### RECORD EXCERPTS
________________________

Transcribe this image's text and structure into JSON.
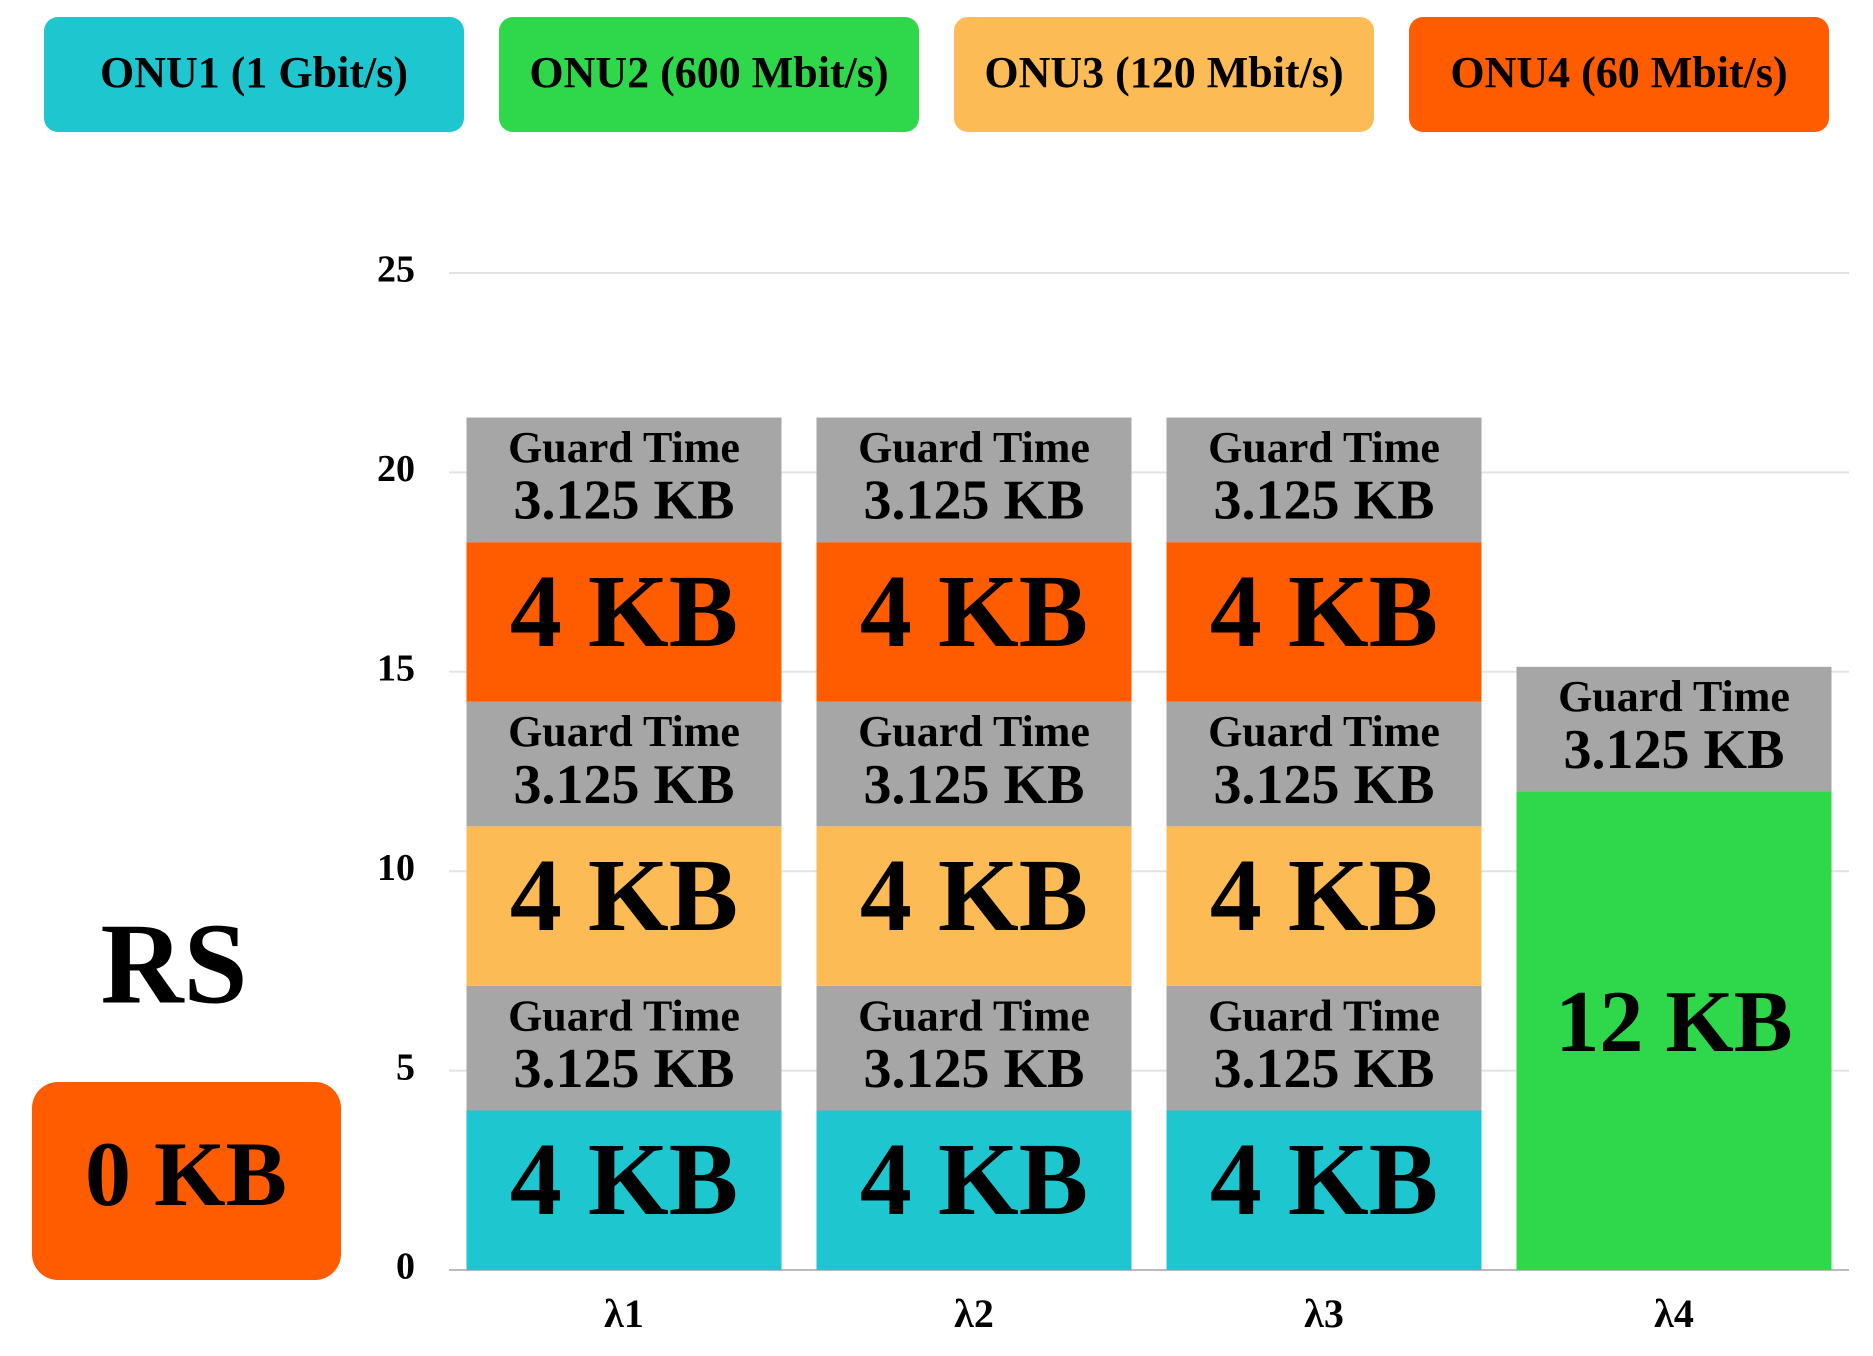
{
  "chart_data": {
    "type": "stacked_bar",
    "categories": [
      "λ1",
      "λ2",
      "λ3",
      "λ4"
    ],
    "ylim": [
      0,
      25
    ],
    "yticks": [
      0,
      5,
      10,
      15,
      20,
      25
    ],
    "grid": true,
    "series": [
      {
        "name": "ONU1 (1 Gbit/s)",
        "color": "#1ec6d0",
        "values": [
          4,
          4,
          4,
          null
        ],
        "value_labels": [
          "4 KB",
          "4 KB",
          "4 KB",
          null
        ]
      },
      {
        "name": "ONU2 (600 Mbit/s)",
        "color": "#2ed84a",
        "values": [
          null,
          null,
          null,
          12
        ],
        "value_labels": [
          null,
          null,
          null,
          "12 KB"
        ]
      },
      {
        "name": "Guard Time",
        "color": "#a6a6a6",
        "in_legend": false,
        "values": [
          3.125,
          3.125,
          3.125,
          3.125
        ],
        "value_labels": [
          "3.125 KB",
          "3.125 KB",
          "3.125 KB",
          "3.125 KB"
        ]
      },
      {
        "name": "ONU3 (120 Mbit/s)",
        "color": "#fdbb55",
        "values": [
          4,
          4,
          4,
          null
        ],
        "value_labels": [
          "4 KB",
          "4 KB",
          "4 KB",
          null
        ]
      },
      {
        "name": "Guard Time",
        "color": "#a6a6a6",
        "in_legend": false,
        "values": [
          3.125,
          3.125,
          3.125,
          null
        ],
        "value_labels": [
          "3.125 KB",
          "3.125 KB",
          "3.125 KB",
          null
        ]
      },
      {
        "name": "ONU4 (60 Mbit/s)",
        "color": "#ff5c00",
        "values": [
          4,
          4,
          4,
          null
        ],
        "value_labels": [
          "4 KB",
          "4 KB",
          "4 KB",
          null
        ]
      },
      {
        "name": "Guard Time",
        "color": "#a6a6a6",
        "in_legend": false,
        "values": [
          3.125,
          3.125,
          3.125,
          null
        ],
        "value_labels": [
          "3.125 KB",
          "3.125 KB",
          "3.125 KB",
          null
        ]
      }
    ],
    "annotation": {
      "title": "RS",
      "text": "0 KB",
      "color": "#ff5c00"
    }
  }
}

________________________

Report all lines of the data above that include the string "color".

        "color": "#1ec6d0",
        "color": "#2ed84a",
        "color": "#a6a6a6",
        "color": "#fdbb55",
        "color": "#a6a6a6",
        "color": "#ff5c00",
        "color": "#a6a6a6",
      "color": "#ff5c00"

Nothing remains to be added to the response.